The exercise:
Restate the listing that follows word for word, without its pictures.

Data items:
---+---

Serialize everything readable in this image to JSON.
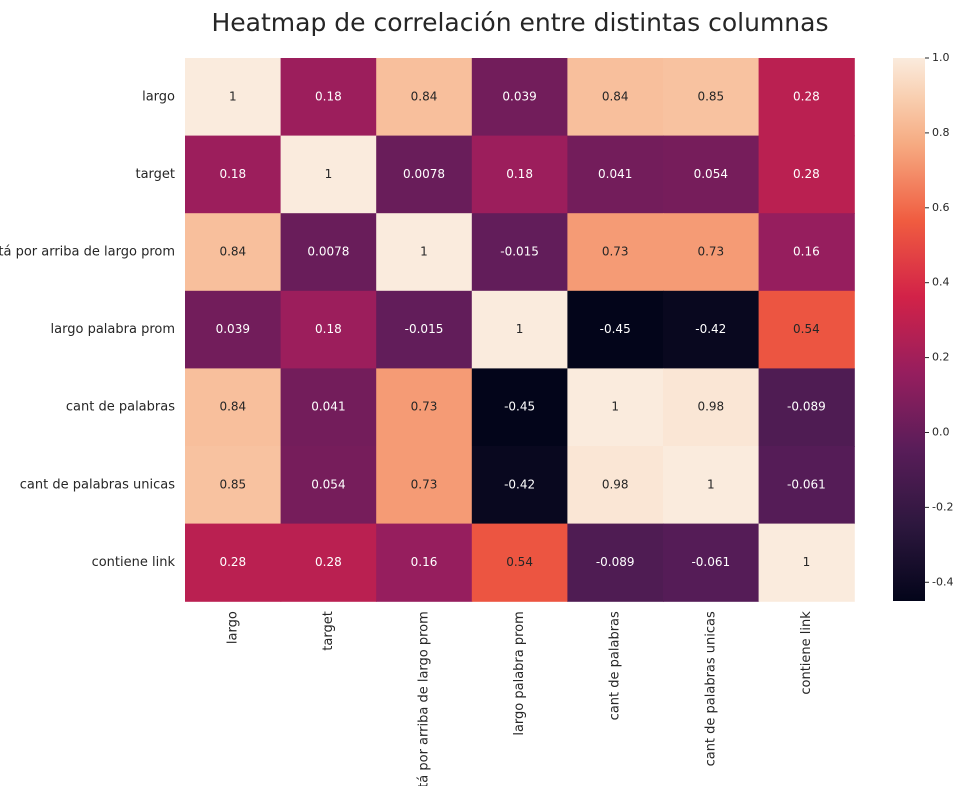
{
  "chart_data": {
    "type": "heatmap",
    "title": "Heatmap de correlación entre distintas columnas",
    "rows": [
      "largo",
      "target",
      "está por arriba de largo prom",
      "largo palabra prom",
      "cant de palabras",
      "cant de palabras unicas",
      "contiene link"
    ],
    "columns": [
      "largo",
      "target",
      "está por arriba de largo prom",
      "largo palabra prom",
      "cant de palabras",
      "cant de palabras unicas",
      "contiene link"
    ],
    "values": [
      [
        1,
        0.18,
        0.84,
        0.039,
        0.84,
        0.85,
        0.28
      ],
      [
        0.18,
        1,
        0.0078,
        0.18,
        0.041,
        0.054,
        0.28
      ],
      [
        0.84,
        0.0078,
        1,
        -0.015,
        0.73,
        0.73,
        0.16
      ],
      [
        0.039,
        0.18,
        -0.015,
        1,
        -0.45,
        -0.42,
        0.54
      ],
      [
        0.84,
        0.041,
        0.73,
        -0.45,
        1,
        0.98,
        -0.089
      ],
      [
        0.85,
        0.054,
        0.73,
        -0.42,
        0.98,
        1,
        -0.061
      ],
      [
        0.28,
        0.28,
        0.16,
        0.54,
        -0.089,
        -0.061,
        1
      ]
    ],
    "colorbar": {
      "range": [
        -0.45,
        1.0
      ],
      "ticks": [
        "1.0",
        "0.8",
        "0.6",
        "0.4",
        "0.2",
        "0.0",
        "-0.2",
        "-0.4"
      ],
      "colormap": "rocket"
    }
  }
}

---+---

Task answer:
Serialize everything readable in this image to JSON.
{
  "chart_data": {
    "type": "heatmap",
    "title": "Heatmap de correlación entre distintas columnas",
    "rows": [
      "largo",
      "target",
      "está por arriba de largo prom",
      "largo palabra prom",
      "cant de palabras",
      "cant de palabras unicas",
      "contiene link"
    ],
    "columns": [
      "largo",
      "target",
      "está por arriba de largo prom",
      "largo palabra prom",
      "cant de palabras",
      "cant de palabras unicas",
      "contiene link"
    ],
    "values": [
      [
        1,
        0.18,
        0.84,
        0.039,
        0.84,
        0.85,
        0.28
      ],
      [
        0.18,
        1,
        0.0078,
        0.18,
        0.041,
        0.054,
        0.28
      ],
      [
        0.84,
        0.0078,
        1,
        -0.015,
        0.73,
        0.73,
        0.16
      ],
      [
        0.039,
        0.18,
        -0.015,
        1,
        -0.45,
        -0.42,
        0.54
      ],
      [
        0.84,
        0.041,
        0.73,
        -0.45,
        1,
        0.98,
        -0.089
      ],
      [
        0.85,
        0.054,
        0.73,
        -0.42,
        0.98,
        1,
        -0.061
      ],
      [
        0.28,
        0.28,
        0.16,
        0.54,
        -0.089,
        -0.061,
        1
      ]
    ],
    "colorbar": {
      "range": [
        -0.45,
        1.0
      ],
      "ticks": [
        "1.0",
        "0.8",
        "0.6",
        "0.4",
        "0.2",
        "0.0",
        "-0.2",
        "-0.4"
      ],
      "colormap": "rocket"
    }
  }
}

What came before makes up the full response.